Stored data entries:

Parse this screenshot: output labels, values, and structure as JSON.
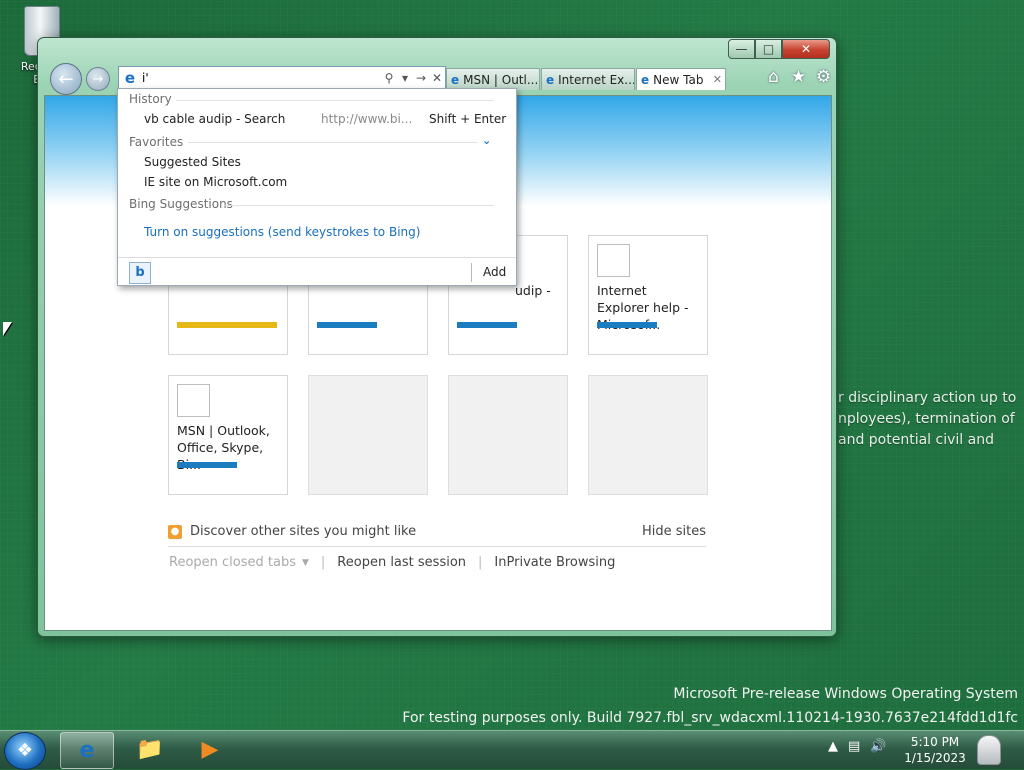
{
  "desktop": {
    "recycle_label": "Recycle Bin",
    "bg_text": [
      "r disciplinary action up to",
      "nployees), termination of",
      "and potential civil and"
    ],
    "watermark_line1": "Microsoft Pre-release Windows Operating System",
    "watermark_line2": "For testing purposes only. Build 7927.fbl_srv_wdacxml.110214-1930.7637e214fdd1d1fc"
  },
  "browser": {
    "address_value": "i'",
    "tabs": [
      {
        "label": "MSN | Outl..."
      },
      {
        "label": "Internet Ex..."
      },
      {
        "label": "New Tab"
      }
    ],
    "tiles": [
      {
        "title": "Internet Explorer help - Microsof...",
        "bar": "blue"
      },
      {
        "title": "MSN | Outlook, Office, Skype, Bi...",
        "bar": "blue"
      },
      {
        "partial_title": "udip -"
      }
    ],
    "discover_label": "Discover other sites you might like",
    "hide_sites": "Hide sites",
    "reopen_closed": "Reopen closed tabs",
    "reopen_last": "Reopen last session",
    "inprivate": "InPrivate Browsing"
  },
  "dropdown": {
    "history_header": "History",
    "history_item": "vb cable audip - Search",
    "history_url": "http://www.bi...",
    "history_shortcut": "Shift + Enter",
    "favorites_header": "Favorites",
    "fav_item1": "Suggested Sites",
    "fav_item2": "IE site on Microsoft.com",
    "bing_header": "Bing Suggestions",
    "bing_link": "Turn on suggestions (send keystrokes to Bing)",
    "add_label": "Add"
  },
  "taskbar": {
    "time": "5:10 PM",
    "date": "1/15/2023"
  }
}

PROMPT:
Return each line from the material above exactly, but not the pictures.

REPLY:
Parse this screenshot: output labels, values, and structure as JSON.
{
  "desktop": {
    "recycle_label": "Recycle Bin",
    "bg_text": [
      "r disciplinary action up to",
      "nployees), termination of",
      "and potential civil and"
    ],
    "watermark_line1": "Microsoft Pre-release Windows Operating System",
    "watermark_line2": "For testing purposes only. Build 7927.fbl_srv_wdacxml.110214-1930.7637e214fdd1d1fc"
  },
  "browser": {
    "address_value": "i'",
    "tabs": [
      {
        "label": "MSN | Outl..."
      },
      {
        "label": "Internet Ex..."
      },
      {
        "label": "New Tab"
      }
    ],
    "tiles": [
      {
        "title": "Internet Explorer help - Microsof...",
        "bar": "blue"
      },
      {
        "title": "MSN | Outlook, Office, Skype, Bi...",
        "bar": "blue"
      },
      {
        "partial_title": "udip -"
      }
    ],
    "discover_label": "Discover other sites you might like",
    "hide_sites": "Hide sites",
    "reopen_closed": "Reopen closed tabs",
    "reopen_last": "Reopen last session",
    "inprivate": "InPrivate Browsing"
  },
  "dropdown": {
    "history_header": "History",
    "history_item": "vb cable audip - Search",
    "history_url": "http://www.bi...",
    "history_shortcut": "Shift + Enter",
    "favorites_header": "Favorites",
    "fav_item1": "Suggested Sites",
    "fav_item2": "IE site on Microsoft.com",
    "bing_header": "Bing Suggestions",
    "bing_link": "Turn on suggestions (send keystrokes to Bing)",
    "add_label": "Add"
  },
  "taskbar": {
    "time": "5:10 PM",
    "date": "1/15/2023"
  }
}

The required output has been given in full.